--- Start Dataset records ---
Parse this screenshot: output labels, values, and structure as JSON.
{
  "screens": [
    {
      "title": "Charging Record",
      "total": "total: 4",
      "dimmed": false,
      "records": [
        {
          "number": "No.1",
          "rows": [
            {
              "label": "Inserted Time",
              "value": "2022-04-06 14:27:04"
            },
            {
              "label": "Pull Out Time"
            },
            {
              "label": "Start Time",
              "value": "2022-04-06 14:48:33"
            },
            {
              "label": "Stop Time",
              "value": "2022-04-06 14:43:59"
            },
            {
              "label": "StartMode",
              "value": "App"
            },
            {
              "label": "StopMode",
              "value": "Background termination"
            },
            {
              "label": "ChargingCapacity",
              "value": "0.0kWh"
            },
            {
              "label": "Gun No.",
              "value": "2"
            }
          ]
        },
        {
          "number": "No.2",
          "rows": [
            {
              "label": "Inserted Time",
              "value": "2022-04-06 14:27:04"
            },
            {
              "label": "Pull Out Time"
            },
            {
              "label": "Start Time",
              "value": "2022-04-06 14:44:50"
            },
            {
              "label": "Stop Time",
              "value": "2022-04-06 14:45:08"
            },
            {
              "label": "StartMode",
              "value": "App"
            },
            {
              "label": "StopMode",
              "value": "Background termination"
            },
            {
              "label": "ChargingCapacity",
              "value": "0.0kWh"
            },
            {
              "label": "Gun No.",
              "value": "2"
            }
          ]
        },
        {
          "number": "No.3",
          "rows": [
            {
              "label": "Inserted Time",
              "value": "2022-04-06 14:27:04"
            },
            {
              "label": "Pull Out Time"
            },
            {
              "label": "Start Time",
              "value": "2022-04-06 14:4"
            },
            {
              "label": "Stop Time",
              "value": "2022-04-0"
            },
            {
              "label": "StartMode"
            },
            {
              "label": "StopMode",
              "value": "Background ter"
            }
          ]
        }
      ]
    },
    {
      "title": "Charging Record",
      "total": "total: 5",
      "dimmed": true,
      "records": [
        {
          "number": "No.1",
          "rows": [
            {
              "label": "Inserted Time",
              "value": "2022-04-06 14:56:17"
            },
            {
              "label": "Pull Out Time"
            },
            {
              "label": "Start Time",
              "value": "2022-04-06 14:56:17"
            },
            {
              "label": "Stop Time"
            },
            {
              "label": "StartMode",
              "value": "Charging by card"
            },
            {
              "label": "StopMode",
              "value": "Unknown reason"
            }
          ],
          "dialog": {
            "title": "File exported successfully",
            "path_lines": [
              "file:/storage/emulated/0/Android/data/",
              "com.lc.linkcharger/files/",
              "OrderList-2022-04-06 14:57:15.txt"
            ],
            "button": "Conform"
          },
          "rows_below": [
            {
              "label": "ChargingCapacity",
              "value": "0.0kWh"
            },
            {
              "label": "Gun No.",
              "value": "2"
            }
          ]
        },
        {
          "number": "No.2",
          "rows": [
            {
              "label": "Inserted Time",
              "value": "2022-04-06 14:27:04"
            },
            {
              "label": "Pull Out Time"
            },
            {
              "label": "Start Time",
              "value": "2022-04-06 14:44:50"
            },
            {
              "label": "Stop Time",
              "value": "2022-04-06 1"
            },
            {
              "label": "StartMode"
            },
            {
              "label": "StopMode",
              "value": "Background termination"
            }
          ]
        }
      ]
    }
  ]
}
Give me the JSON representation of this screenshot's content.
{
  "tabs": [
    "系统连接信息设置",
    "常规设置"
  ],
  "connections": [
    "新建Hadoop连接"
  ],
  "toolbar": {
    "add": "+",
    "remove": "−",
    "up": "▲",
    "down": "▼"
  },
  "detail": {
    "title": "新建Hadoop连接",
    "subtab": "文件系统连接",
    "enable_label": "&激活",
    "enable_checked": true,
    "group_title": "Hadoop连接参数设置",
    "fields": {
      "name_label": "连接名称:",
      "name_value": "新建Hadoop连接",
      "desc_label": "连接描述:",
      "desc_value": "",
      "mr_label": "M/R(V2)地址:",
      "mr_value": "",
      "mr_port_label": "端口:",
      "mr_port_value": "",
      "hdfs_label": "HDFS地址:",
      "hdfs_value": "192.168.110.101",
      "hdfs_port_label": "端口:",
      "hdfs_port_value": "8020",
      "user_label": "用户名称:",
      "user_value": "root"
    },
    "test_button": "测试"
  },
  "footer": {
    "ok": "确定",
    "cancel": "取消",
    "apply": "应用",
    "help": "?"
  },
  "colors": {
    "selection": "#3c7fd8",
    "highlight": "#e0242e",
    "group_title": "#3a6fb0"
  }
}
--- End Dataset records ---
# Problem to solve
Copy all the records above exactly, missing none.

# The solution
Parse this screenshot: output labels, values, and structure as JSON.
{
  "screens": [
    {
      "title": "Charging Record",
      "total": "total: 4",
      "dimmed": false,
      "records": [
        {
          "number": "No.1",
          "rows": [
            {
              "label": "Inserted Time",
              "value": "2022-04-06 14:27:04"
            },
            {
              "label": "Pull Out Time"
            },
            {
              "label": "Start Time",
              "value": "2022-04-06 14:48:33"
            },
            {
              "label": "Stop Time",
              "value": "2022-04-06 14:43:59"
            },
            {
              "label": "StartMode",
              "value": "App"
            },
            {
              "label": "StopMode",
              "value": "Background termination"
            },
            {
              "label": "ChargingCapacity",
              "value": "0.0kWh"
            },
            {
              "label": "Gun No.",
              "value": "2"
            }
          ]
        },
        {
          "number": "No.2",
          "rows": [
            {
              "label": "Inserted Time",
              "value": "2022-04-06 14:27:04"
            },
            {
              "label": "Pull Out Time"
            },
            {
              "label": "Start Time",
              "value": "2022-04-06 14:44:50"
            },
            {
              "label": "Stop Time",
              "value": "2022-04-06 14:45:08"
            },
            {
              "label": "StartMode",
              "value": "App"
            },
            {
              "label": "StopMode",
              "value": "Background termination"
            },
            {
              "label": "ChargingCapacity",
              "value": "0.0kWh"
            },
            {
              "label": "Gun No.",
              "value": "2"
            }
          ]
        },
        {
          "number": "No.3",
          "rows": [
            {
              "label": "Inserted Time",
              "value": "2022-04-06 14:27:04"
            },
            {
              "label": "Pull Out Time"
            },
            {
              "label": "Start Time",
              "value": "2022-04-06 14:4"
            },
            {
              "label": "Stop Time",
              "value": "2022-04-0"
            },
            {
              "label": "StartMode"
            },
            {
              "label": "StopMode",
              "value": "Background ter"
            }
          ]
        }
      ]
    },
    {
      "title": "Charging Record",
      "total": "total: 5",
      "dimmed": true,
      "records": [
        {
          "number": "No.1",
          "rows": [
            {
              "label": "Inserted Time",
              "value": "2022-04-06 14:56:17"
            },
            {
              "label": "Pull Out Time"
            },
            {
              "label": "Start Time",
              "value": "2022-04-06 14:56:17"
            },
            {
              "label": "Stop Time"
            },
            {
              "label": "StartMode",
              "value": "Charging by card"
            },
            {
              "label": "StopMode",
              "value": "Unknown reason"
            }
          ],
          "dialog": {
            "title": "File exported successfully",
            "path_lines": [
              "file:/storage/emulated/0/Android/data/",
              "com.lc.linkcharger/files/",
              "OrderList-2022-04-06 14:57:15.txt"
            ],
            "button": "Conform"
          },
          "rows_below": [
            {
              "label": "ChargingCapacity",
              "value": "0.0kWh"
            },
            {
              "label": "Gun No.",
              "value": "2"
            }
          ]
        },
        {
          "number": "No.2",
          "rows": [
            {
              "label": "Inserted Time",
              "value": "2022-04-06 14:27:04"
            },
            {
              "label": "Pull Out Time"
            },
            {
              "label": "Start Time",
              "value": "2022-04-06 14:44:50"
            },
            {
              "label": "Stop Time",
              "value": "2022-04-06 1"
            },
            {
              "label": "StartMode"
            },
            {
              "label": "StopMode",
              "value": "Background termination"
            }
          ]
        }
      ]
    }
  ]
}
Give me the JSON representation of this screenshot's content.
{
  "tabs": [
    "系统连接信息设置",
    "常规设置"
  ],
  "connections": [
    "新建Hadoop连接"
  ],
  "toolbar": {
    "add": "+",
    "remove": "−",
    "up": "▲",
    "down": "▼"
  },
  "detail": {
    "title": "新建Hadoop连接",
    "subtab": "文件系统连接",
    "enable_label": "&激活",
    "enable_checked": true,
    "group_title": "Hadoop连接参数设置",
    "fields": {
      "name_label": "连接名称:",
      "name_value": "新建Hadoop连接",
      "desc_label": "连接描述:",
      "desc_value": "",
      "mr_label": "M/R(V2)地址:",
      "mr_value": "",
      "mr_port_label": "端口:",
      "mr_port_value": "",
      "hdfs_label": "HDFS地址:",
      "hdfs_value": "192.168.110.101",
      "hdfs_port_label": "端口:",
      "hdfs_port_value": "8020",
      "user_label": "用户名称:",
      "user_value": "root"
    },
    "test_button": "测试"
  },
  "footer": {
    "ok": "确定",
    "cancel": "取消",
    "apply": "应用",
    "help": "?"
  },
  "colors": {
    "selection": "#3c7fd8",
    "highlight": "#e0242e",
    "group_title": "#3a6fb0"
  }
}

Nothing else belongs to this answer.